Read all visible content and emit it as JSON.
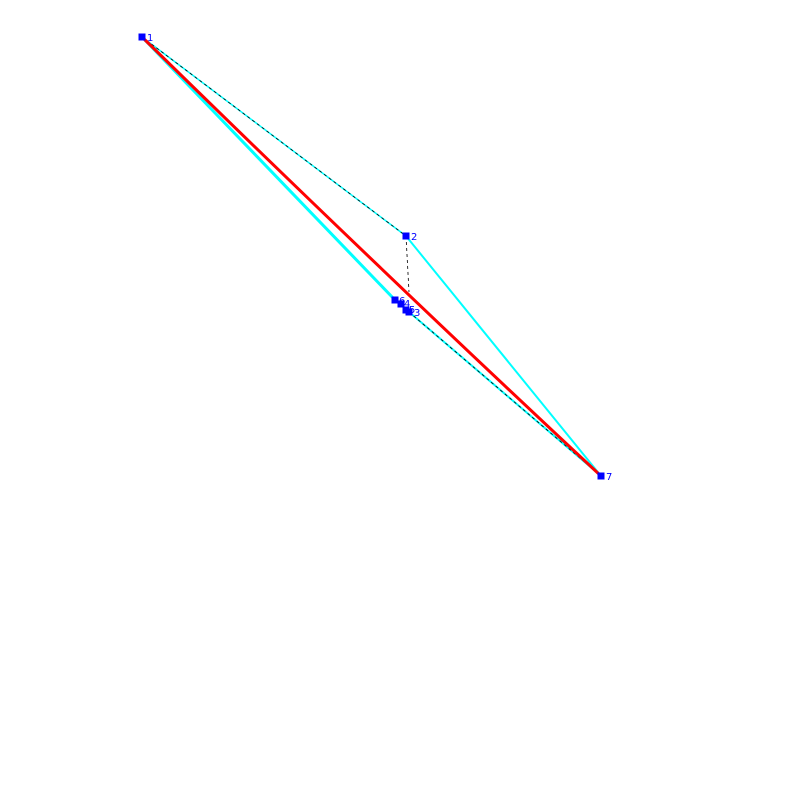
{
  "colors": {
    "background": "#ffffff",
    "curve": "#ff0000",
    "hull": "#00ffff",
    "points": "#0000ff",
    "dashed": "#000000"
  },
  "points": [
    {
      "label": "1"
    },
    {
      "label": "2"
    },
    {
      "label": "3"
    },
    {
      "label": "4"
    },
    {
      "label": "5"
    },
    {
      "label": "6"
    },
    {
      "label": "7"
    }
  ]
}
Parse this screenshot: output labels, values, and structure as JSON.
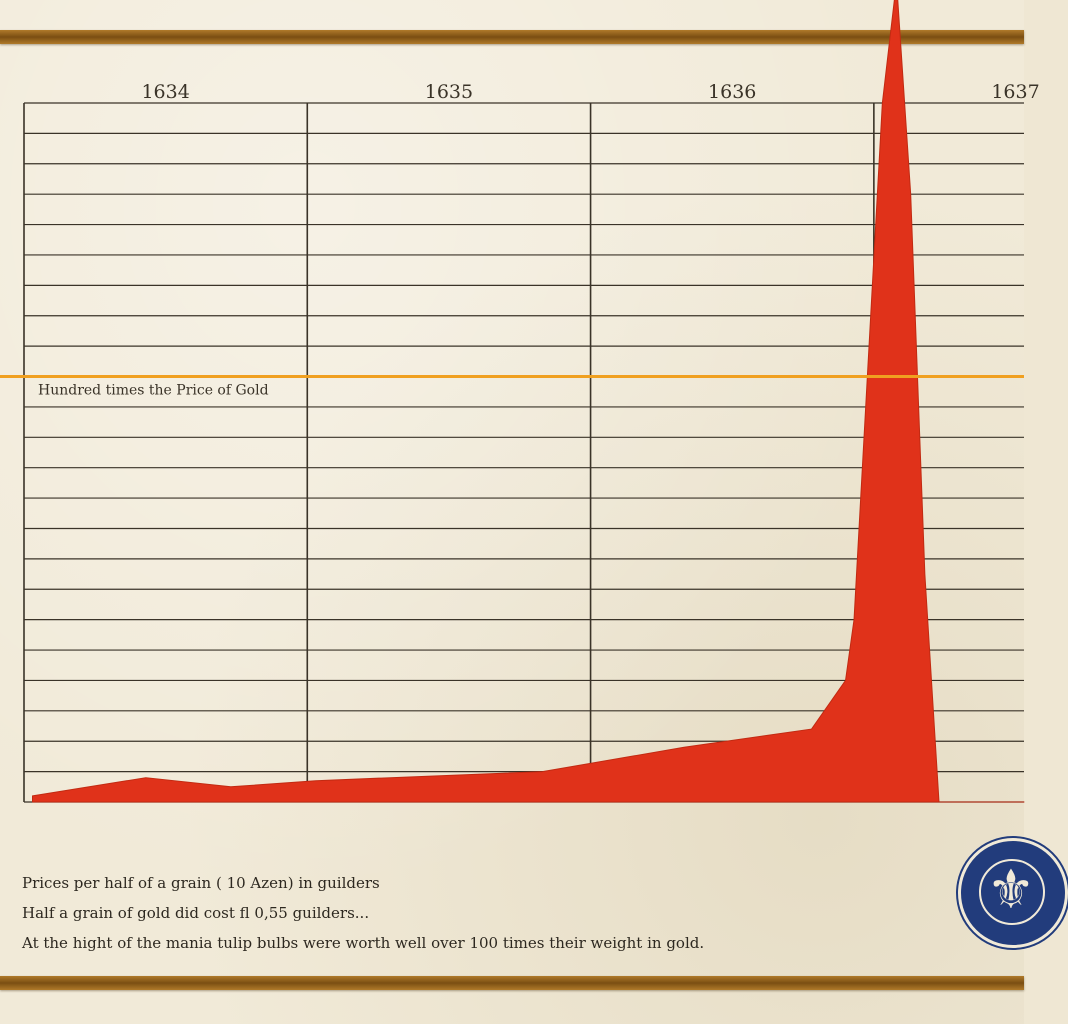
· · · · · · ·
■ **EXERCISE DESCRIPTION**: Copy the records exactly. Skip the pictures.

■ **ANSWER**:
Read all visible content and emit it as JSON.
{
  "colors": {
    "background": "#ffffff",
    "curve": "#ff0000",
    "hull": "#00ffff",
    "points": "#0000ff",
    "dashed": "#000000"
  },
  "points": [
    {
      "label": "1"
    },
    {
      "label": "2"
    },
    {
      "label": "3"
    },
    {
      "label": "4"
    },
    {
      "label": "5"
    },
    {
      "label": "6"
    },
    {
      "label": "7"
    }
  ]
}
Parse this screenshot: output labels, values, and structure as JSON.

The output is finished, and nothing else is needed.